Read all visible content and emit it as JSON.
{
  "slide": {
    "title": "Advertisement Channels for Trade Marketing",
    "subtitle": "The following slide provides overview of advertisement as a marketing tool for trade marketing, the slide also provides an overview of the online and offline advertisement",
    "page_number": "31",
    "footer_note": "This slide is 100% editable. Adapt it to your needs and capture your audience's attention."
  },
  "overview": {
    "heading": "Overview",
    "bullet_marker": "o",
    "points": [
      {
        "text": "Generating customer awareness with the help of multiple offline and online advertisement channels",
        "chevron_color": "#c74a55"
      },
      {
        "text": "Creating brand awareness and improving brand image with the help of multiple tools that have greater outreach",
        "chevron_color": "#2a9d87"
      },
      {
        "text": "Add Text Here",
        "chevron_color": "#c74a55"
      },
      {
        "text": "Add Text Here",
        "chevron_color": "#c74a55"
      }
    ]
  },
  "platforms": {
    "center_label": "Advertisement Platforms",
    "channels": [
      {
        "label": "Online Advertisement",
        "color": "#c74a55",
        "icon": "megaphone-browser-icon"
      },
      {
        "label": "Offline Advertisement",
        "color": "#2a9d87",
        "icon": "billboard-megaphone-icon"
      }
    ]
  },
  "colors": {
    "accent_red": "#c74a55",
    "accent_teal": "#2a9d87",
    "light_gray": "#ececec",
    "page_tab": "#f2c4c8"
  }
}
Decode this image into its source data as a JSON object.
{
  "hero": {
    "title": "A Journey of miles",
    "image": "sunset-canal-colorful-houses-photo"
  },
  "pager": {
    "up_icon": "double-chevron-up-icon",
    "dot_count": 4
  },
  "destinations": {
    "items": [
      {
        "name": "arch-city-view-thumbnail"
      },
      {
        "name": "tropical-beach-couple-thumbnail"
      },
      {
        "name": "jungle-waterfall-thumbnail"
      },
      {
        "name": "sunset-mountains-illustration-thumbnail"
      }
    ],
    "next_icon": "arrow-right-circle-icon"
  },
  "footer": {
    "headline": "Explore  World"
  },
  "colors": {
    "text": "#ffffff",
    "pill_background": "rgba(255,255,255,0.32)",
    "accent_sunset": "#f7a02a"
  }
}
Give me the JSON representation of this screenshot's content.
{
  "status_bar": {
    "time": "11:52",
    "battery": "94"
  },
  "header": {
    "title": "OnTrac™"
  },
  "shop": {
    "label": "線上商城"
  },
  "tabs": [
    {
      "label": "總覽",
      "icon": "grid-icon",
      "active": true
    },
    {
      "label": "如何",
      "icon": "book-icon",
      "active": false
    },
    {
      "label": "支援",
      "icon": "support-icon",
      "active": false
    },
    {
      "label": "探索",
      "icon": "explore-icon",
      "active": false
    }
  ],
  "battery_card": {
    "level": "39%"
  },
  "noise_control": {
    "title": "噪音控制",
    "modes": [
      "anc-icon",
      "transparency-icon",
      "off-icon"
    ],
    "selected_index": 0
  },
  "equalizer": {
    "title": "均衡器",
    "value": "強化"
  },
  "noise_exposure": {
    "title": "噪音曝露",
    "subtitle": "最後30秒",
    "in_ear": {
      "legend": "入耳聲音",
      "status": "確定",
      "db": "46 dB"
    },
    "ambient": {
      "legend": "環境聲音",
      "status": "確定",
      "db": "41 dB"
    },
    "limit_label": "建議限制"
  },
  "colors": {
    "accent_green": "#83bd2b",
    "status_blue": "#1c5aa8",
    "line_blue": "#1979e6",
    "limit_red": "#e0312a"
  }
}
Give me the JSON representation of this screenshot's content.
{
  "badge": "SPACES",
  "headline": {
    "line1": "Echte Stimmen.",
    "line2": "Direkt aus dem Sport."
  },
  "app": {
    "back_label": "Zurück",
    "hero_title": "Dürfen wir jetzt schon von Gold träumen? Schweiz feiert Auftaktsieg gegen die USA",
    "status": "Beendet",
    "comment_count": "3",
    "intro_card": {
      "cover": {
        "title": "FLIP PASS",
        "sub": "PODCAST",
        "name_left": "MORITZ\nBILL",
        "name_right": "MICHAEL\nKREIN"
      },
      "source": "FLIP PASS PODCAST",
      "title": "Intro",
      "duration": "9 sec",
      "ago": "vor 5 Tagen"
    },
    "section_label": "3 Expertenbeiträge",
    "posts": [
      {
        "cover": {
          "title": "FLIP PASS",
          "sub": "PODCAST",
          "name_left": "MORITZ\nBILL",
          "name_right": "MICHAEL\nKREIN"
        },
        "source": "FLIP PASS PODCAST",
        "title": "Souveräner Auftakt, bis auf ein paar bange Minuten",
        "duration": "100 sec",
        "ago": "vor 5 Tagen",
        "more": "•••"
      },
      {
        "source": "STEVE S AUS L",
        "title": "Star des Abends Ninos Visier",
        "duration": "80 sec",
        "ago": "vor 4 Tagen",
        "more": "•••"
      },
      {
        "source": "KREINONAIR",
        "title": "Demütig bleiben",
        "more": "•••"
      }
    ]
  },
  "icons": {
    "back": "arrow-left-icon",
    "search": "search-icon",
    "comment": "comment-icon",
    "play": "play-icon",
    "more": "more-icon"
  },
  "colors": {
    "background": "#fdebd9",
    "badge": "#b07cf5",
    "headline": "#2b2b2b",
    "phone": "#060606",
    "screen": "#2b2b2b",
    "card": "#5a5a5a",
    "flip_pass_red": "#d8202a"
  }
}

----------

What is being asked: Output the complete data exactly as written.

Full solution:
Read all visible content and emit it as JSON.
{
  "slide": {
    "title": "Advertisement Channels for Trade Marketing",
    "subtitle": "The following slide provides overview of advertisement as a marketing tool for trade marketing, the slide also provides an overview of the online and offline advertisement",
    "page_number": "31",
    "footer_note": "This slide is 100% editable. Adapt it to your needs and capture your audience's attention."
  },
  "overview": {
    "heading": "Overview",
    "bullet_marker": "o",
    "points": [
      {
        "text": "Generating customer awareness with the help of multiple offline and online advertisement channels",
        "chevron_color": "#c74a55"
      },
      {
        "text": "Creating brand awareness and improving brand image with the help of multiple tools that have greater outreach",
        "chevron_color": "#2a9d87"
      },
      {
        "text": "Add Text Here",
        "chevron_color": "#c74a55"
      },
      {
        "text": "Add Text Here",
        "chevron_color": "#c74a55"
      }
    ]
  },
  "platforms": {
    "center_label": "Advertisement Platforms",
    "channels": [
      {
        "label": "Online Advertisement",
        "color": "#c74a55",
        "icon": "megaphone-browser-icon"
      },
      {
        "label": "Offline Advertisement",
        "color": "#2a9d87",
        "icon": "billboard-megaphone-icon"
      }
    ]
  },
  "colors": {
    "accent_red": "#c74a55",
    "accent_teal": "#2a9d87",
    "light_gray": "#ececec",
    "page_tab": "#f2c4c8"
  }
}
Decode this image into its source data as a JSON object.
{
  "hero": {
    "title": "A Journey of miles",
    "image": "sunset-canal-colorful-houses-photo"
  },
  "pager": {
    "up_icon": "double-chevron-up-icon",
    "dot_count": 4
  },
  "destinations": {
    "items": [
      {
        "name": "arch-city-view-thumbnail"
      },
      {
        "name": "tropical-beach-couple-thumbnail"
      },
      {
        "name": "jungle-waterfall-thumbnail"
      },
      {
        "name": "sunset-mountains-illustration-thumbnail"
      }
    ],
    "next_icon": "arrow-right-circle-icon"
  },
  "footer": {
    "headline": "Explore  World"
  },
  "colors": {
    "text": "#ffffff",
    "pill_background": "rgba(255,255,255,0.32)",
    "accent_sunset": "#f7a02a"
  }
}
Give me the JSON representation of this screenshot's content.
{
  "status_bar": {
    "time": "11:52",
    "battery": "94"
  },
  "header": {
    "title": "OnTrac™"
  },
  "shop": {
    "label": "線上商城"
  },
  "tabs": [
    {
      "label": "總覽",
      "icon": "grid-icon",
      "active": true
    },
    {
      "label": "如何",
      "icon": "book-icon",
      "active": false
    },
    {
      "label": "支援",
      "icon": "support-icon",
      "active": false
    },
    {
      "label": "探索",
      "icon": "explore-icon",
      "active": false
    }
  ],
  "battery_card": {
    "level": "39%"
  },
  "noise_control": {
    "title": "噪音控制",
    "modes": [
      "anc-icon",
      "transparency-icon",
      "off-icon"
    ],
    "selected_index": 0
  },
  "equalizer": {
    "title": "均衡器",
    "value": "強化"
  },
  "noise_exposure": {
    "title": "噪音曝露",
    "subtitle": "最後30秒",
    "in_ear": {
      "legend": "入耳聲音",
      "status": "確定",
      "db": "46 dB"
    },
    "ambient": {
      "legend": "環境聲音",
      "status": "確定",
      "db": "41 dB"
    },
    "limit_label": "建議限制"
  },
  "colors": {
    "accent_green": "#83bd2b",
    "status_blue": "#1c5aa8",
    "line_blue": "#1979e6",
    "limit_red": "#e0312a"
  }
}
Give me the JSON representation of this screenshot's content.
{
  "badge": "SPACES",
  "headline": {
    "line1": "Echte Stimmen.",
    "line2": "Direkt aus dem Sport."
  },
  "app": {
    "back_label": "Zurück",
    "hero_title": "Dürfen wir jetzt schon von Gold träumen? Schweiz feiert Auftaktsieg gegen die USA",
    "status": "Beendet",
    "comment_count": "3",
    "intro_card": {
      "cover": {
        "title": "FLIP PASS",
        "sub": "PODCAST",
        "name_left": "MORITZ\nBILL",
        "name_right": "MICHAEL\nKREIN"
      },
      "source": "FLIP PASS PODCAST",
      "title": "Intro",
      "duration": "9 sec",
      "ago": "vor 5 Tagen"
    },
    "section_label": "3 Expertenbeiträge",
    "posts": [
      {
        "cover": {
          "title": "FLIP PASS",
          "sub": "PODCAST",
          "name_left": "MORITZ\nBILL",
          "name_right": "MICHAEL\nKREIN"
        },
        "source": "FLIP PASS PODCAST",
        "title": "Souveräner Auftakt, bis auf ein paar bange Minuten",
        "duration": "100 sec",
        "ago": "vor 5 Tagen",
        "more": "•••"
      },
      {
        "source": "STEVE S AUS L",
        "title": "Star des Abends Ninos Visier",
        "duration": "80 sec",
        "ago": "vor 4 Tagen",
        "more": "•••"
      },
      {
        "source": "KREINONAIR",
        "title": "Demütig bleiben",
        "more": "•••"
      }
    ]
  },
  "icons": {
    "back": "arrow-left-icon",
    "search": "search-icon",
    "comment": "comment-icon",
    "play": "play-icon",
    "more": "more-icon"
  },
  "colors": {
    "background": "#fdebd9",
    "badge": "#b07cf5",
    "headline": "#2b2b2b",
    "phone": "#060606",
    "screen": "#2b2b2b",
    "card": "#5a5a5a",
    "flip_pass_red": "#d8202a"
  }
}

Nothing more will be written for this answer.